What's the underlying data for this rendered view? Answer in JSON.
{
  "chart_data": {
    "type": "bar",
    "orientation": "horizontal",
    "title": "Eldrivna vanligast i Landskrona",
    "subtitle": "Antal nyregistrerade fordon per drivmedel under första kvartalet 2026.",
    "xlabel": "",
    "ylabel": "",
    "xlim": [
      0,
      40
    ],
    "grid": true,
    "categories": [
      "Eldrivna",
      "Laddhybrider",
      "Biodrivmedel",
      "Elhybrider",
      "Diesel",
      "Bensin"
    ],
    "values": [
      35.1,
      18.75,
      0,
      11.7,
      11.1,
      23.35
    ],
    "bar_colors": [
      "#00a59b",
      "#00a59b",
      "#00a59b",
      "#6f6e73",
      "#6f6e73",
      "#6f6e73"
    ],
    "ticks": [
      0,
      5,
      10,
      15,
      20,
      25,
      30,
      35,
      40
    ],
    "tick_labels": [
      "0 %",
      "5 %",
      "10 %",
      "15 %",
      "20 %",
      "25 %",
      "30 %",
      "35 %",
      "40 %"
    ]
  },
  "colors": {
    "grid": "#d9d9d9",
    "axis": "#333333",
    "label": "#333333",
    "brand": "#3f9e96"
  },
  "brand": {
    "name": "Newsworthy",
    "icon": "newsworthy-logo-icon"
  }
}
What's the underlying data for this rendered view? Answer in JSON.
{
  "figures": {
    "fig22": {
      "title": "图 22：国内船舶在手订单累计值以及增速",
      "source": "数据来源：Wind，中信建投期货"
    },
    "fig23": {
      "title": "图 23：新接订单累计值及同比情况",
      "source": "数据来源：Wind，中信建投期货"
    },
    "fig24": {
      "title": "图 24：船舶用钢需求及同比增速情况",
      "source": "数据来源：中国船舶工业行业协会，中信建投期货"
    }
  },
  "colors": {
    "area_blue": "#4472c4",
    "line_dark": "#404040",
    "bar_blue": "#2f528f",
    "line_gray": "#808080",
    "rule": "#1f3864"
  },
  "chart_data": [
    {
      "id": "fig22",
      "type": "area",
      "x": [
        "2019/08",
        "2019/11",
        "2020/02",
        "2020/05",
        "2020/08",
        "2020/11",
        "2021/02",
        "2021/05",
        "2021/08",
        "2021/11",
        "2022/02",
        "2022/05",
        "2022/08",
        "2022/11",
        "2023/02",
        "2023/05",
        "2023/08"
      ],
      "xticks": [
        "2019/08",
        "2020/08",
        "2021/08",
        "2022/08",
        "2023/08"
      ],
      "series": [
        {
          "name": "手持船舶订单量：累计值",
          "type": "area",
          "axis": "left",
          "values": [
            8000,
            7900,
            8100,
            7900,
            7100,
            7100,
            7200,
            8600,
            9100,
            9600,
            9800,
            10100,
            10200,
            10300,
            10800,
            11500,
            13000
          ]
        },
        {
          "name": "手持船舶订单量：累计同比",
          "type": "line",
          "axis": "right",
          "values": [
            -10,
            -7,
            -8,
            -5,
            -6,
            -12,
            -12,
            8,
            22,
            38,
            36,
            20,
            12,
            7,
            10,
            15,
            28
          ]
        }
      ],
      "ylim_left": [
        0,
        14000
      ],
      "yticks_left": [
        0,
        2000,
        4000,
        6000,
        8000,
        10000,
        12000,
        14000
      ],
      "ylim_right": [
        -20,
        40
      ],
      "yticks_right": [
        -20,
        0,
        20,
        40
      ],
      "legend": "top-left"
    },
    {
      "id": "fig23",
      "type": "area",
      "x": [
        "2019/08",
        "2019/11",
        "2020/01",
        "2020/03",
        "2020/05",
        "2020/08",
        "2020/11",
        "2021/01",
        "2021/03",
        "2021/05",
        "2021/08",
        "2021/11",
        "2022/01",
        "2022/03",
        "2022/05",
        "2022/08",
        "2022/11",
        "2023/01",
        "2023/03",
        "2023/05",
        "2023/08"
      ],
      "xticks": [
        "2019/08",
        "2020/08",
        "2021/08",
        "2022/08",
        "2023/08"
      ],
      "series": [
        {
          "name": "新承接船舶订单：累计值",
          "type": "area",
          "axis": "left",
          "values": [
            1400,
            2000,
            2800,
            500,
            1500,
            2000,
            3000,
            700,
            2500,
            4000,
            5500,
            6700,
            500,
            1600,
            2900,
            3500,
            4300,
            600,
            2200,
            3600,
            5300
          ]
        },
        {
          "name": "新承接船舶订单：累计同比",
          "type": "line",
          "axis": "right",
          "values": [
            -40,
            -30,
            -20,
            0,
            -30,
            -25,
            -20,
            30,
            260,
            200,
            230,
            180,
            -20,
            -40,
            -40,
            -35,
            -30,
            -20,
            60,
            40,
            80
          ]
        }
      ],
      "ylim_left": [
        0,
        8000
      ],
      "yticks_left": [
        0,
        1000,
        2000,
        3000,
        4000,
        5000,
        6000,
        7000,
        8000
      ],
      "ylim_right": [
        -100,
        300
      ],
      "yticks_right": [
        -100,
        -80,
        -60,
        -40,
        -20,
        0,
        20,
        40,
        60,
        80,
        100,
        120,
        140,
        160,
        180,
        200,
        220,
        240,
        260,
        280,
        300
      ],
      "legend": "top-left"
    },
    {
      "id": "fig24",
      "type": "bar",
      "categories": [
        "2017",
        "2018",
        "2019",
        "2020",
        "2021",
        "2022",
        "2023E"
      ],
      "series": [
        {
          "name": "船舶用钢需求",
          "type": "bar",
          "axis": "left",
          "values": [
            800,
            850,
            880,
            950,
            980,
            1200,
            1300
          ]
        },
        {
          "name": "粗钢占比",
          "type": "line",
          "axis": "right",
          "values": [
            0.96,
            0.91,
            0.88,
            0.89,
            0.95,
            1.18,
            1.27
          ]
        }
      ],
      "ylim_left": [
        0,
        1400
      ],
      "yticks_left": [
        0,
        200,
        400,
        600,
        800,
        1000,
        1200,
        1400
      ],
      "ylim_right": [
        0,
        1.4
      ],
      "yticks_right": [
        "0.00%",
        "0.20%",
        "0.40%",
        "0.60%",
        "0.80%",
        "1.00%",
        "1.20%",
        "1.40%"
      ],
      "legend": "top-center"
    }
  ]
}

========================================================================

(Written request): Copy each line containing the word "name" from the data.

(Result below):
    "name": "Newsworthy",
          "name": "手持船舶订单量：累计值",
          "name": "手持船舶订单量：累计同比",
          "name": "新承接船舶订单：累计值",
          "name": "新承接船舶订单：累计同比",
          "name": "船舶用钢需求",
          "name": "粗钢占比",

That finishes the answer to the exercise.